***** Given records *****

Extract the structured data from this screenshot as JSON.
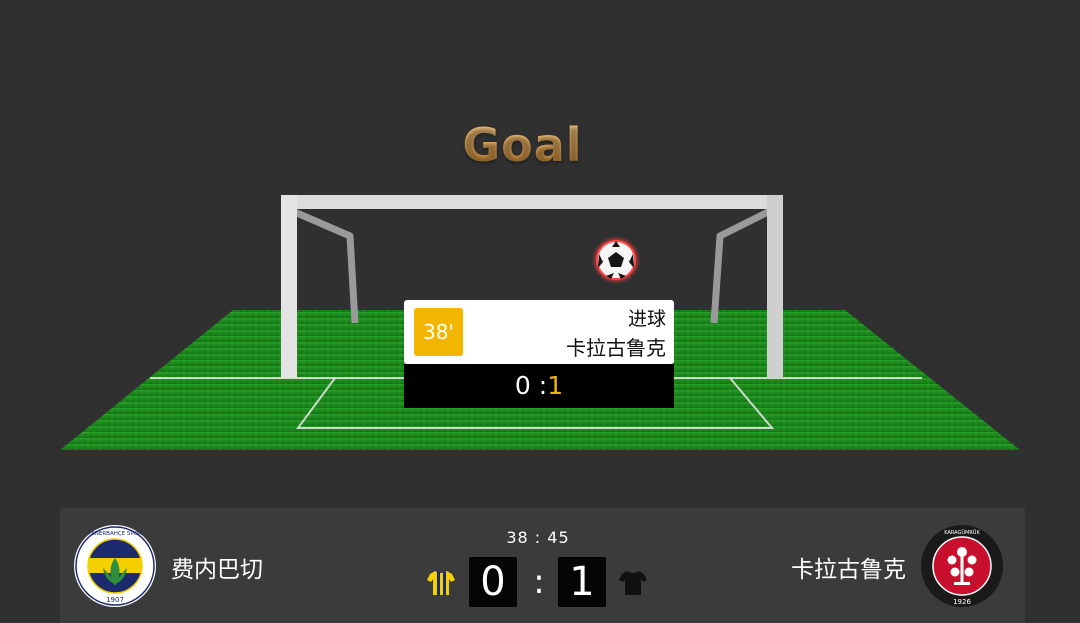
{
  "animation": {
    "title": "Goal",
    "event": {
      "minute": "38'",
      "type": "进球",
      "team": "卡拉古鲁克",
      "score_home": "0",
      "score_sep": " :",
      "score_away": "1"
    }
  },
  "scoreboard": {
    "clock": "38 : 45",
    "home_team": "费内巴切",
    "away_team": "卡拉古鲁克",
    "home_score": "0",
    "away_score": "1",
    "separator": ":",
    "home_logo_text": "FENERBAHÇE SPOR KULÜBÜ 1907",
    "away_logo_text": "FATİH KARAGÜMRÜK SPOR KULÜBÜ 1926"
  },
  "colors": {
    "background": "#303030",
    "pitch": "#1f8f1f",
    "accent": "#f2b600",
    "title_gold": "#d9983f"
  }
}
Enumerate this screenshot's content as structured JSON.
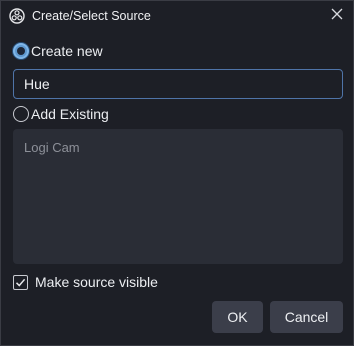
{
  "window": {
    "title": "Create/Select Source",
    "app_icon": "obs-logo-icon",
    "close_icon": "close-icon"
  },
  "options": {
    "create_new_label": "Create new",
    "create_new_selected": true,
    "add_existing_label": "Add Existing",
    "add_existing_selected": false
  },
  "name_input": {
    "value": "Hue"
  },
  "existing_sources": {
    "items": [
      "Logi Cam"
    ]
  },
  "visibility": {
    "label": "Make source visible",
    "checked": true
  },
  "buttons": {
    "ok_label": "OK",
    "cancel_label": "Cancel"
  },
  "colors": {
    "background": "#1d1f26",
    "accent": "#5f99d0",
    "input_border": "#4f74a8",
    "list_background": "#2a2d36",
    "button_background": "#3b3e4a"
  }
}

*****

◆ **Task requirements**: Report only the count of lines that include the string "JSON".

◆ **Problem solution**: 2